THE PROBLEM: Every record should be written out exactly, please.
* * *
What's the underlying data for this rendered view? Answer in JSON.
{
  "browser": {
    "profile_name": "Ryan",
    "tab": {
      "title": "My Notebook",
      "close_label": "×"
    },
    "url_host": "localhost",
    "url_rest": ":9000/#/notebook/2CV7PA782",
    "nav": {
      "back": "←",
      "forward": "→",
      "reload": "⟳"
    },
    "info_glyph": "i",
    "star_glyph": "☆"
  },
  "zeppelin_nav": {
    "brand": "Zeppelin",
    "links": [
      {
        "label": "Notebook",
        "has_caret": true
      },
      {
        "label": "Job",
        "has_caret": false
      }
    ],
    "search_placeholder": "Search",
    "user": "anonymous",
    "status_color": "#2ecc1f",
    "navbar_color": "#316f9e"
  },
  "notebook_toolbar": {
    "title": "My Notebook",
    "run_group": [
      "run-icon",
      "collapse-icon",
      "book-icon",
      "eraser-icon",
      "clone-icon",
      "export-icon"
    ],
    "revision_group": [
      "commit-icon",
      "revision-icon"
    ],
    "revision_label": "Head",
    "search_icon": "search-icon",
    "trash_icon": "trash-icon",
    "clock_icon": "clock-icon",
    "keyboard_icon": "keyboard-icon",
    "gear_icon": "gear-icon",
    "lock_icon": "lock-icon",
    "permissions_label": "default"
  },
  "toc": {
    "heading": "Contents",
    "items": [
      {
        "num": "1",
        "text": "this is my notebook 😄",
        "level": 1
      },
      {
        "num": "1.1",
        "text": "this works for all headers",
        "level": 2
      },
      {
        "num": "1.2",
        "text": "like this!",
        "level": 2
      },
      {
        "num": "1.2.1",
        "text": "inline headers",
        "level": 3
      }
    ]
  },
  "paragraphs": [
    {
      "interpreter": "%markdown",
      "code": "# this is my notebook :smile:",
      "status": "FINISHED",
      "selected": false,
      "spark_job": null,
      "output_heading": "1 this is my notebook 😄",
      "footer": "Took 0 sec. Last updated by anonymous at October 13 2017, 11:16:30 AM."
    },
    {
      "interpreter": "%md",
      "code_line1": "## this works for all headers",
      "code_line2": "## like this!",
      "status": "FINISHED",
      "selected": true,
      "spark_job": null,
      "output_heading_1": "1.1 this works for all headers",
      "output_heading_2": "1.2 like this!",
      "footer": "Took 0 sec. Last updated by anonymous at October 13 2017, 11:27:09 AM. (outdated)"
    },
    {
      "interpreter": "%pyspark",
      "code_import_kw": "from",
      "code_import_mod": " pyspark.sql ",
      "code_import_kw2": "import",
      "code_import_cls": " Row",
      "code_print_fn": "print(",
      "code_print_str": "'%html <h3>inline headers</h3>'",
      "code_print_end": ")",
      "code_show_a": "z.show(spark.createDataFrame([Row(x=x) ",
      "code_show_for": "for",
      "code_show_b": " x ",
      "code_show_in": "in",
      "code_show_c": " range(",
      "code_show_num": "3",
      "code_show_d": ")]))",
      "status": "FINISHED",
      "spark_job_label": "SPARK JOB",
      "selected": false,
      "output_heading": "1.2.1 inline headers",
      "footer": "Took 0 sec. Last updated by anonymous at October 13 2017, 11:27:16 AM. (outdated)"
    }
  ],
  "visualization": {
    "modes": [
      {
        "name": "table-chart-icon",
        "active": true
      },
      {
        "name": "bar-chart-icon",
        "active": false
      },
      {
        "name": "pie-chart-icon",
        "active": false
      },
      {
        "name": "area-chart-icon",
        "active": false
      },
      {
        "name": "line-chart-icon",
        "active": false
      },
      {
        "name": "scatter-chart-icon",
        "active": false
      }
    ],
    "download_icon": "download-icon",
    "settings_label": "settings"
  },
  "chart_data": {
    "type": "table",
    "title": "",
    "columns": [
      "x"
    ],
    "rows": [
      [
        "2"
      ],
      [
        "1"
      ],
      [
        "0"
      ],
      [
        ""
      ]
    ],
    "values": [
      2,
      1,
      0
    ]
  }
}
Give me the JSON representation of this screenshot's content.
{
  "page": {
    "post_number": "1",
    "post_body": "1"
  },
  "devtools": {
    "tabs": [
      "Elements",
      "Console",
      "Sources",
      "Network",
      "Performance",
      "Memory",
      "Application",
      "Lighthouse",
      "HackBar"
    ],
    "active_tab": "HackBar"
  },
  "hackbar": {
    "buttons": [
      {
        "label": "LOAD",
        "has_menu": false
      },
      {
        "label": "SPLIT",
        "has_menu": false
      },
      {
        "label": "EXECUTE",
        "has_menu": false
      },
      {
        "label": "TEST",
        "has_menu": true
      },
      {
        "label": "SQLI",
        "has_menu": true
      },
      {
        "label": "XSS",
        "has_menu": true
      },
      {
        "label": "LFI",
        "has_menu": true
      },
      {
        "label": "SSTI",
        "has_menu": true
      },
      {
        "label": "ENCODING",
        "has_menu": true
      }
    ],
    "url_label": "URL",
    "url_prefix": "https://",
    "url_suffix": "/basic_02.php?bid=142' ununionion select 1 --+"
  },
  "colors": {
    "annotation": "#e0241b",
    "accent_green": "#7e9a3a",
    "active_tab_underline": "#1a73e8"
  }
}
* * *
WRITTEN RESPONSE:
What's the underlying data for this rendered view? Answer in JSON.
{
  "browser": {
    "profile_name": "Ryan",
    "tab": {
      "title": "My Notebook",
      "close_label": "×"
    },
    "url_host": "localhost",
    "url_rest": ":9000/#/notebook/2CV7PA782",
    "nav": {
      "back": "←",
      "forward": "→",
      "reload": "⟳"
    },
    "info_glyph": "i",
    "star_glyph": "☆"
  },
  "zeppelin_nav": {
    "brand": "Zeppelin",
    "links": [
      {
        "label": "Notebook",
        "has_caret": true
      },
      {
        "label": "Job",
        "has_caret": false
      }
    ],
    "search_placeholder": "Search",
    "user": "anonymous",
    "status_color": "#2ecc1f",
    "navbar_color": "#316f9e"
  },
  "notebook_toolbar": {
    "title": "My Notebook",
    "run_group": [
      "run-icon",
      "collapse-icon",
      "book-icon",
      "eraser-icon",
      "clone-icon",
      "export-icon"
    ],
    "revision_group": [
      "commit-icon",
      "revision-icon"
    ],
    "revision_label": "Head",
    "search_icon": "search-icon",
    "trash_icon": "trash-icon",
    "clock_icon": "clock-icon",
    "keyboard_icon": "keyboard-icon",
    "gear_icon": "gear-icon",
    "lock_icon": "lock-icon",
    "permissions_label": "default"
  },
  "toc": {
    "heading": "Contents",
    "items": [
      {
        "num": "1",
        "text": "this is my notebook 😄",
        "level": 1
      },
      {
        "num": "1.1",
        "text": "this works for all headers",
        "level": 2
      },
      {
        "num": "1.2",
        "text": "like this!",
        "level": 2
      },
      {
        "num": "1.2.1",
        "text": "inline headers",
        "level": 3
      }
    ]
  },
  "paragraphs": [
    {
      "interpreter": "%markdown",
      "code": "# this is my notebook :smile:",
      "status": "FINISHED",
      "selected": false,
      "spark_job": null,
      "output_heading": "1 this is my notebook 😄",
      "footer": "Took 0 sec. Last updated by anonymous at October 13 2017, 11:16:30 AM."
    },
    {
      "interpreter": "%md",
      "code_line1": "## this works for all headers",
      "code_line2": "## like this!",
      "status": "FINISHED",
      "selected": true,
      "spark_job": null,
      "output_heading_1": "1.1 this works for all headers",
      "output_heading_2": "1.2 like this!",
      "footer": "Took 0 sec. Last updated by anonymous at October 13 2017, 11:27:09 AM. (outdated)"
    },
    {
      "interpreter": "%pyspark",
      "code_import_kw": "from",
      "code_import_mod": " pyspark.sql ",
      "code_import_kw2": "import",
      "code_import_cls": " Row",
      "code_print_fn": "print(",
      "code_print_str": "'%html <h3>inline headers</h3>'",
      "code_print_end": ")",
      "code_show_a": "z.show(spark.createDataFrame([Row(x=x) ",
      "code_show_for": "for",
      "code_show_b": " x ",
      "code_show_in": "in",
      "code_show_c": " range(",
      "code_show_num": "3",
      "code_show_d": ")]))",
      "status": "FINISHED",
      "spark_job_label": "SPARK JOB",
      "selected": false,
      "output_heading": "1.2.1 inline headers",
      "footer": "Took 0 sec. Last updated by anonymous at October 13 2017, 11:27:16 AM. (outdated)"
    }
  ],
  "visualization": {
    "modes": [
      {
        "name": "table-chart-icon",
        "active": true
      },
      {
        "name": "bar-chart-icon",
        "active": false
      },
      {
        "name": "pie-chart-icon",
        "active": false
      },
      {
        "name": "area-chart-icon",
        "active": false
      },
      {
        "name": "line-chart-icon",
        "active": false
      },
      {
        "name": "scatter-chart-icon",
        "active": false
      }
    ],
    "download_icon": "download-icon",
    "settings_label": "settings"
  },
  "chart_data": {
    "type": "table",
    "title": "",
    "columns": [
      "x"
    ],
    "rows": [
      [
        "2"
      ],
      [
        "1"
      ],
      [
        "0"
      ],
      [
        ""
      ]
    ],
    "values": [
      2,
      1,
      0
    ]
  }
}
Give me the JSON representation of this screenshot's content.
{
  "page": {
    "post_number": "1",
    "post_body": "1"
  },
  "devtools": {
    "tabs": [
      "Elements",
      "Console",
      "Sources",
      "Network",
      "Performance",
      "Memory",
      "Application",
      "Lighthouse",
      "HackBar"
    ],
    "active_tab": "HackBar"
  },
  "hackbar": {
    "buttons": [
      {
        "label": "LOAD",
        "has_menu": false
      },
      {
        "label": "SPLIT",
        "has_menu": false
      },
      {
        "label": "EXECUTE",
        "has_menu": false
      },
      {
        "label": "TEST",
        "has_menu": true
      },
      {
        "label": "SQLI",
        "has_menu": true
      },
      {
        "label": "XSS",
        "has_menu": true
      },
      {
        "label": "LFI",
        "has_menu": true
      },
      {
        "label": "SSTI",
        "has_menu": true
      },
      {
        "label": "ENCODING",
        "has_menu": true
      }
    ],
    "url_label": "URL",
    "url_prefix": "https://",
    "url_suffix": "/basic_02.php?bid=142' ununionion select 1 --+"
  },
  "colors": {
    "annotation": "#e0241b",
    "accent_green": "#7e9a3a",
    "active_tab_underline": "#1a73e8"
  }
}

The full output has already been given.